*GIVEN INSTRUCTION*
For the entries that follow, state how many lines include the word "FEPK", giving the number and nothing else.

*PROVIDED INFORMATION*
Start
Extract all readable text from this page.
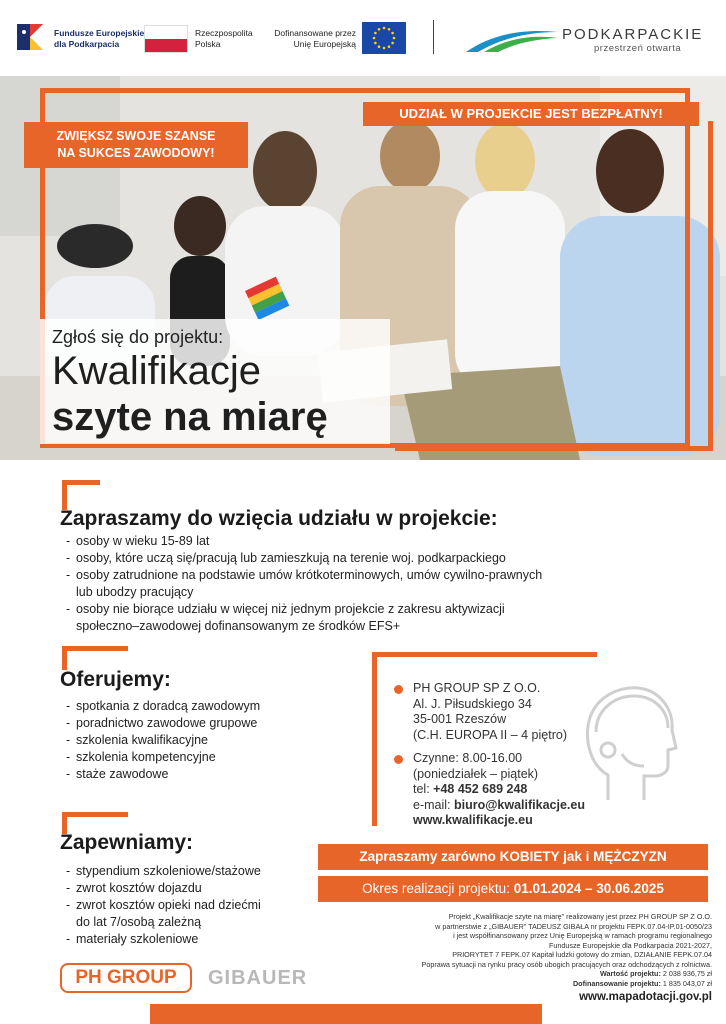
Fundusze Europejskie
dla Podkarpacia
Rzeczpospolita
Polska
Dofinansowane przez
Unię Europejską
PODKARPACKIE
przestrzeń otwarta
UDZIAŁ W PROJEKCIE JEST BEZPŁATNY!
ZWIĘKSZ SWOJE SZANSE
NA SUKCES ZAWODOWY!
Zgłoś się do projektu:
Kwalifikacje
szyte na miarę
Zapraszamy do wzięcia udziału w projekcie:
- osoby w wieku 15-89 lat
- osoby, które uczą się/pracują lub zamieszkują na terenie woj. podkarpackiego
- osoby zatrudnione na podstawie umów krótkoterminowych, umów cywilno-prawnych
- lub ubodzy pracujący
- osoby nie biorące udziału w więcej niż jednym projekcie z zakresu aktywizacji
- społeczno–zawodowej dofinansowanym ze środków EFS+
Oferujemy:
- spotkania z doradcą zawodowym
- poradnictwo zawodowe grupowe
- szkolenia kwalifikacyjne
- szkolenia kompetencyjne
- staże zawodowe
PH GROUP SP Z O.O.
Al. J. Piłsudskiego 34
35-001 Rzeszów
(C.H. EUROPA II – 4 piętro)
Czynne: 8.00-16.00
(poniedziałek – piątek)
tel: +48 452 689 248
e-mail: biuro@kwalifikacje.eu
www.kwalifikacje.eu
Zapewniamy:
- stypendium szkoleniowe/stażowe
- zwrot kosztów dojazdu
- zwrot kosztów opieki nad dziećmi
- do lat 7/osobą zależną
- materiały szkoleniowe
Zapraszamy zarówno KOBIETY jak i MĘŻCZYZN
Okres realizacji projektu: 01.01.2024 – 30.06.2025
Projekt „Kwalifikacje szyte na miarę” realizowany jest przez PH GROUP SP Z O.O.
w partnerstwie z „GIBAUER” TADEUSZ GIBAŁA nr projektu FEPK.07.04-IP.01-0050/23
i jest współfinansowany przez Unię Europejską w ramach programu regionalnego
Fundusze Europejskie dla Podkarpacia 2021-2027,
PRIORYTET 7 FEPK.07 Kapitał ludzki gotowy do zmian, DZIAŁANIE FEPK.07.04
Poprawa sytuacji na rynku pracy osób ubogich pracujących oraz odchodzących z rolnictwa.
Wartość projektu: 2 038 936,75 zł
Dofinansowanie projektu: 1 835 043,07 zł
www.mapadotacji.gov.pl
PH GROUP	GIBAUER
End
*RESULT*
2